*** EXERCISE DATA
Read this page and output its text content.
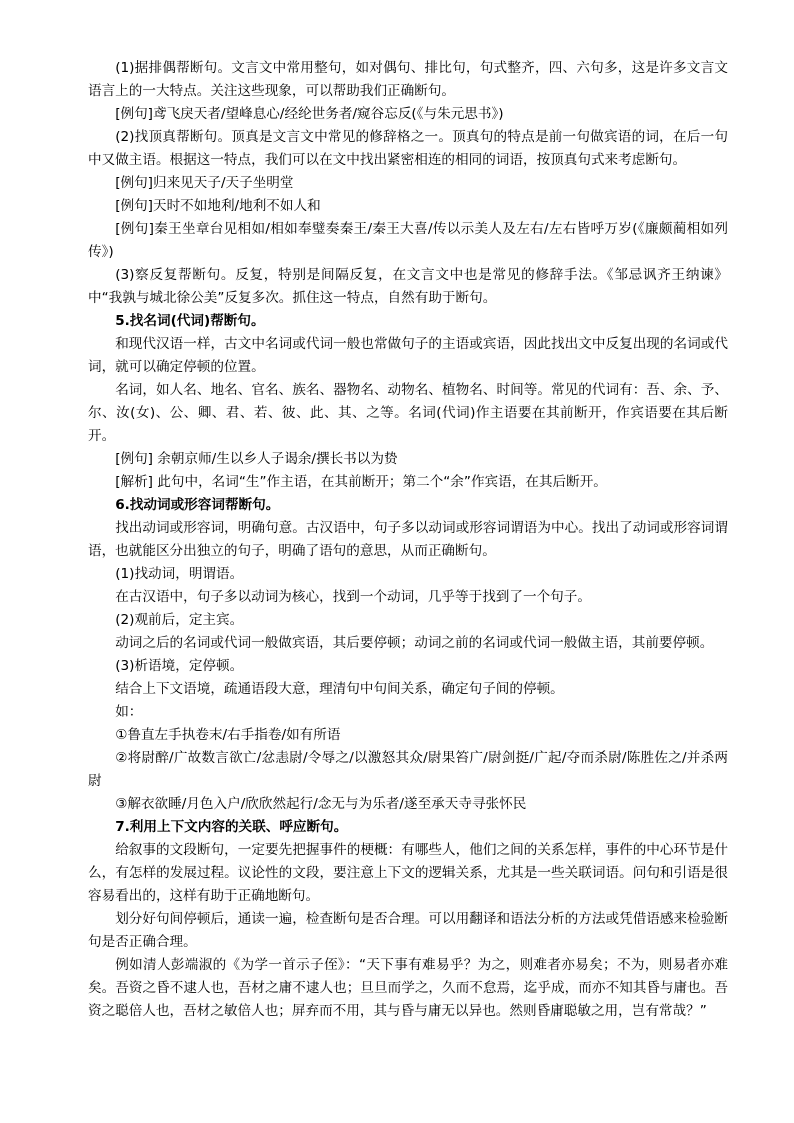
(1)据排偶帮断句。文言文中常用整句，如对偶句、排比句，句式整齐，四、六句多，这是许多文言文语言上的一大特点。关注这些现象，可以帮助我们正确断句。

[例句]鸢飞戾天者/望峰息心/经纶世务者/窥谷忘反(《与朱元思书》)

(2)找顶真帮断句。顶真是文言文中常见的修辞格之一。顶真句的特点是前一句做宾语的词，在后一句中又做主语。根据这一特点，我们可以在文中找出紧密相连的相同的词语，按顶真句式来考虑断句。

[例句]归来见天子/天子坐明堂

[例句]天时不如地利/地利不如人和

[例句]秦王坐章台见相如/相如奉璧奏秦王/秦王大喜/传以示美人及左右/左右皆呼万岁(《廉颇蔺相如列传》)

(3)察反复帮断句。反复，特别是间隔反复，在文言文中也是常见的修辞手法。《邹忌讽齐王纳谏》中“我孰与城北徐公美”反复多次。抓住这一特点，自然有助于断句。

5.找名词(代词)帮断句。

和现代汉语一样，古文中名词或代词一般也常做句子的主语或宾语，因此找出文中反复出现的名词或代词，就可以确定停顿的位置。

名词，如人名、地名、官名、族名、器物名、动物名、植物名、时间等。常见的代词有：吾、余、予、尔、汝(女)、公、卿、君、若、彼、此、其、之等。名词(代词)作主语要在其前断开，作宾语要在其后断开。

[例句] 余朝京师/生以乡人子谒余/撰长书以为贽

[解析] 此句中，名词“生”作主语，在其前断开；第二个“余”作宾语，在其后断开。

6.找动词或形容词帮断句。

找出动词或形容词，明确句意。古汉语中，句子多以动词或形容词谓语为中心。找出了动词或形容词谓语，也就能区分出独立的句子，明确了语句的意思，从而正确断句。

(1)找动词，明谓语。

在古汉语中，句子多以动词为核心，找到一个动词，几乎等于找到了一个句子。

(2)观前后，定主宾。

动词之后的名词或代词一般做宾语，其后要停顿；动词之前的名词或代词一般做主语，其前要停顿。

(3)析语境，定停顿。

结合上下文语境，疏通语段大意，理清句中句间关系，确定句子间的停顿。

如：

①鲁直左手执卷末/右手指卷/如有所语

②将尉醉/广故数言欲亡/忿恚尉/令辱之/以激怒其众/尉果笞广/尉剑挺/广起/夺而杀尉/陈胜佐之/并杀两尉

③解衣欲睡/月色入户/欣欣然起行/念无与为乐者/遂至承天寺寻张怀民

7.利用上下文内容的关联、呼应断句。

给叙事的文段断句，一定要先把握事件的梗概：有哪些人，他们之间的关系怎样，事件的中心环节是什么，有怎样的发展过程。议论性的文段，要注意上下文的逻辑关系，尤其是一些关联词语。问句和引语是很容易看出的，这样有助于正确地断句。

划分好句间停顿后，通读一遍，检查断句是否合理。可以用翻译和语法分析的方法或凭借语感来检验断句是否正确合理。

例如清人彭端淑的《为学一首示子侄》：“天下事有难易乎？为之，则难者亦易矣；不为，则易者亦难矣。吾资之昏不逮人也，吾材之庸不逮人也；旦旦而学之，久而不怠焉，迄乎成，而亦不知其昏与庸也。吾资之聪倍人也，吾材之敏倍人也；屏弃而不用，其与昏与庸无以异也。然则昏庸聪敏之用，岂有常哉？”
******
AIM: Repeat each record exactly as shown above, dropping all images.

EXERCISE SOLUTION:
Read this page and output its text content.
(1)据排偶帮断句。文言文中常用整句，如对偶句、排比句，句式整齐，四、六句多，这是许多文言文语言上的一大特点。关注这些现象，可以帮助我们正确断句。

[例句]鸢飞戾天者/望峰息心/经纶世务者/窥谷忘反(《与朱元思书》)

(2)找顶真帮断句。顶真是文言文中常见的修辞格之一。顶真句的特点是前一句做宾语的词，在后一句中又做主语。根据这一特点，我们可以在文中找出紧密相连的相同的词语，按顶真句式来考虑断句。

[例句]归来见天子/天子坐明堂

[例句]天时不如地利/地利不如人和

[例句]秦王坐章台见相如/相如奉璧奏秦王/秦王大喜/传以示美人及左右/左右皆呼万岁(《廉颇蔺相如列传》)

(3)察反复帮断句。反复，特别是间隔反复，在文言文中也是常见的修辞手法。《邹忌讽齐王纳谏》中“我孰与城北徐公美”反复多次。抓住这一特点，自然有助于断句。

5.找名词(代词)帮断句。

和现代汉语一样，古文中名词或代词一般也常做句子的主语或宾语，因此找出文中反复出现的名词或代词，就可以确定停顿的位置。

名词，如人名、地名、官名、族名、器物名、动物名、植物名、时间等。常见的代词有：吾、余、予、尔、汝(女)、公、卿、君、若、彼、此、其、之等。名词(代词)作主语要在其前断开，作宾语要在其后断开。

[例句] 余朝京师/生以乡人子谒余/撰长书以为贽

[解析] 此句中，名词“生”作主语，在其前断开；第二个“余”作宾语，在其后断开。

6.找动词或形容词帮断句。

找出动词或形容词，明确句意。古汉语中，句子多以动词或形容词谓语为中心。找出了动词或形容词谓语，也就能区分出独立的句子，明确了语句的意思，从而正确断句。

(1)找动词，明谓语。

在古汉语中，句子多以动词为核心，找到一个动词，几乎等于找到了一个句子。

(2)观前后，定主宾。

动词之后的名词或代词一般做宾语，其后要停顿；动词之前的名词或代词一般做主语，其前要停顿。

(3)析语境，定停顿。

结合上下文语境，疏通语段大意，理清句中句间关系，确定句子间的停顿。

如：

①鲁直左手执卷末/右手指卷/如有所语

②将尉醉/广故数言欲亡/忿恚尉/令辱之/以激怒其众/尉果笞广/尉剑挺/广起/夺而杀尉/陈胜佐之/并杀两尉

③解衣欲睡/月色入户/欣欣然起行/念无与为乐者/遂至承天寺寻张怀民

7.利用上下文内容的关联、呼应断句。

给叙事的文段断句，一定要先把握事件的梗概：有哪些人，他们之间的关系怎样，事件的中心环节是什么，有怎样的发展过程。议论性的文段，要注意上下文的逻辑关系，尤其是一些关联词语。问句和引语是很容易看出的，这样有助于正确地断句。

划分好句间停顿后，通读一遍，检查断句是否合理。可以用翻译和语法分析的方法或凭借语感来检验断句是否正确合理。

例如清人彭端淑的《为学一首示子侄》：“天下事有难易乎？为之，则难者亦易矣；不为，则易者亦难矣。吾资之昏不逮人也，吾材之庸不逮人也；旦旦而学之，久而不怠焉，迄乎成，而亦不知其昏与庸也。吾资之聪倍人也，吾材之敏倍人也；屏弃而不用，其与昏与庸无以异也。然则昏庸聪敏之用，岂有常哉？”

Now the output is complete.